[Data records]
——————————

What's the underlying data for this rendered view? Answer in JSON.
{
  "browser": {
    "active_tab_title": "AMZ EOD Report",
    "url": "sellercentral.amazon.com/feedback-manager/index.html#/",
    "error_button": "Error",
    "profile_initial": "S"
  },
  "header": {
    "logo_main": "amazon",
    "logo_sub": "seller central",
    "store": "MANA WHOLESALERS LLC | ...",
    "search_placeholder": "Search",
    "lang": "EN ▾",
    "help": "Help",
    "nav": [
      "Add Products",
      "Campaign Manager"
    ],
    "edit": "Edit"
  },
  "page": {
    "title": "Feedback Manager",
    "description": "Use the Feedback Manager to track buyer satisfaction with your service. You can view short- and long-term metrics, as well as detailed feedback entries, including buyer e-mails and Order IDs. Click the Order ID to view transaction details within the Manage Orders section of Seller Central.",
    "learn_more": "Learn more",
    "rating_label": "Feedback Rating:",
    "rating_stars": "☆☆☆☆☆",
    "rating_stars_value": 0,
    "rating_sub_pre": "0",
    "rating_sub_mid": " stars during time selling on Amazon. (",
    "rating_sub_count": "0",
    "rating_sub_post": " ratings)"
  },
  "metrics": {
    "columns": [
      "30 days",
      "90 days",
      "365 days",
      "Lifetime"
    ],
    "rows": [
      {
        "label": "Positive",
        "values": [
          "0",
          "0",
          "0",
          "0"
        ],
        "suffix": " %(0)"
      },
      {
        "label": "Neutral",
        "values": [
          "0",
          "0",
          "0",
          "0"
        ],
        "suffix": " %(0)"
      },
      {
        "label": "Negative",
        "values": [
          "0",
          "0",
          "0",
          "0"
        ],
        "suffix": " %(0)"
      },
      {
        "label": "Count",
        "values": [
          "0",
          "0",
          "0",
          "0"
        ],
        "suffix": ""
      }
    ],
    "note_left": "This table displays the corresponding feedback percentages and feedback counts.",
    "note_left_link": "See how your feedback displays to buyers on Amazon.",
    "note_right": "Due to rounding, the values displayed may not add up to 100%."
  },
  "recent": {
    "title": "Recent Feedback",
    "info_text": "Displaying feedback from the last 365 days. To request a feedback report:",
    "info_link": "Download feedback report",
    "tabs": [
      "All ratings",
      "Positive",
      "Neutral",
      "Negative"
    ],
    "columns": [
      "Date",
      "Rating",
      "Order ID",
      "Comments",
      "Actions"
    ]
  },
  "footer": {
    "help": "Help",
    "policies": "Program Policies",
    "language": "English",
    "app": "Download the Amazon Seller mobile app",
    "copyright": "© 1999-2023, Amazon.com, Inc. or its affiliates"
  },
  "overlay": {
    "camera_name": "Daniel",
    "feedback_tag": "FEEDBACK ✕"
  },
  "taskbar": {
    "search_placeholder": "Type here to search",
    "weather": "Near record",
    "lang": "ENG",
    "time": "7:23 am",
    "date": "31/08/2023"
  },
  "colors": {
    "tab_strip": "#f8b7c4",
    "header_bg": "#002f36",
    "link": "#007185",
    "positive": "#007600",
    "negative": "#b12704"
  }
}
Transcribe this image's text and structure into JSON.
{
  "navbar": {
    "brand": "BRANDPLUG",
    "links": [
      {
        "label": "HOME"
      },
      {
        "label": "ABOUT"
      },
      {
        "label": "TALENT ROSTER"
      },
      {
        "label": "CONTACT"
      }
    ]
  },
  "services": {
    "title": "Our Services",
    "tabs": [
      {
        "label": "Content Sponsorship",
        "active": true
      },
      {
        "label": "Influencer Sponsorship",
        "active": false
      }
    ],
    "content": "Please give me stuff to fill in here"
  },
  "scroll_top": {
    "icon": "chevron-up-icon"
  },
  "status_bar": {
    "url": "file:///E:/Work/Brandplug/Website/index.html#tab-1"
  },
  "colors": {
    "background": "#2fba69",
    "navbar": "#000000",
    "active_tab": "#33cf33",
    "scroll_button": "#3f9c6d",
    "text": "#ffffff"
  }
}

——————————

Task to complete: Please reproduce every line of the material word for word.

Exercise response:
What's the underlying data for this rendered view? Answer in JSON.
{
  "browser": {
    "active_tab_title": "AMZ EOD Report",
    "url": "sellercentral.amazon.com/feedback-manager/index.html#/",
    "error_button": "Error",
    "profile_initial": "S"
  },
  "header": {
    "logo_main": "amazon",
    "logo_sub": "seller central",
    "store": "MANA WHOLESALERS LLC | ...",
    "search_placeholder": "Search",
    "lang": "EN ▾",
    "help": "Help",
    "nav": [
      "Add Products",
      "Campaign Manager"
    ],
    "edit": "Edit"
  },
  "page": {
    "title": "Feedback Manager",
    "description": "Use the Feedback Manager to track buyer satisfaction with your service. You can view short- and long-term metrics, as well as detailed feedback entries, including buyer e-mails and Order IDs. Click the Order ID to view transaction details within the Manage Orders section of Seller Central.",
    "learn_more": "Learn more",
    "rating_label": "Feedback Rating:",
    "rating_stars": "☆☆☆☆☆",
    "rating_stars_value": 0,
    "rating_sub_pre": "0",
    "rating_sub_mid": " stars during time selling on Amazon. (",
    "rating_sub_count": "0",
    "rating_sub_post": " ratings)"
  },
  "metrics": {
    "columns": [
      "30 days",
      "90 days",
      "365 days",
      "Lifetime"
    ],
    "rows": [
      {
        "label": "Positive",
        "values": [
          "0",
          "0",
          "0",
          "0"
        ],
        "suffix": " %(0)"
      },
      {
        "label": "Neutral",
        "values": [
          "0",
          "0",
          "0",
          "0"
        ],
        "suffix": " %(0)"
      },
      {
        "label": "Negative",
        "values": [
          "0",
          "0",
          "0",
          "0"
        ],
        "suffix": " %(0)"
      },
      {
        "label": "Count",
        "values": [
          "0",
          "0",
          "0",
          "0"
        ],
        "suffix": ""
      }
    ],
    "note_left": "This table displays the corresponding feedback percentages and feedback counts.",
    "note_left_link": "See how your feedback displays to buyers on Amazon.",
    "note_right": "Due to rounding, the values displayed may not add up to 100%."
  },
  "recent": {
    "title": "Recent Feedback",
    "info_text": "Displaying feedback from the last 365 days. To request a feedback report:",
    "info_link": "Download feedback report",
    "tabs": [
      "All ratings",
      "Positive",
      "Neutral",
      "Negative"
    ],
    "columns": [
      "Date",
      "Rating",
      "Order ID",
      "Comments",
      "Actions"
    ]
  },
  "footer": {
    "help": "Help",
    "policies": "Program Policies",
    "language": "English",
    "app": "Download the Amazon Seller mobile app",
    "copyright": "© 1999-2023, Amazon.com, Inc. or its affiliates"
  },
  "overlay": {
    "camera_name": "Daniel",
    "feedback_tag": "FEEDBACK ✕"
  },
  "taskbar": {
    "search_placeholder": "Type here to search",
    "weather": "Near record",
    "lang": "ENG",
    "time": "7:23 am",
    "date": "31/08/2023"
  },
  "colors": {
    "tab_strip": "#f8b7c4",
    "header_bg": "#002f36",
    "link": "#007185",
    "positive": "#007600",
    "negative": "#b12704"
  }
}
Transcribe this image's text and structure into JSON.
{
  "navbar": {
    "brand": "BRANDPLUG",
    "links": [
      {
        "label": "HOME"
      },
      {
        "label": "ABOUT"
      },
      {
        "label": "TALENT ROSTER"
      },
      {
        "label": "CONTACT"
      }
    ]
  },
  "services": {
    "title": "Our Services",
    "tabs": [
      {
        "label": "Content Sponsorship",
        "active": true
      },
      {
        "label": "Influencer Sponsorship",
        "active": false
      }
    ],
    "content": "Please give me stuff to fill in here"
  },
  "scroll_top": {
    "icon": "chevron-up-icon"
  },
  "status_bar": {
    "url": "file:///E:/Work/Brandplug/Website/index.html#tab-1"
  },
  "colors": {
    "background": "#2fba69",
    "navbar": "#000000",
    "active_tab": "#33cf33",
    "scroll_button": "#3f9c6d",
    "text": "#ffffff"
  }
}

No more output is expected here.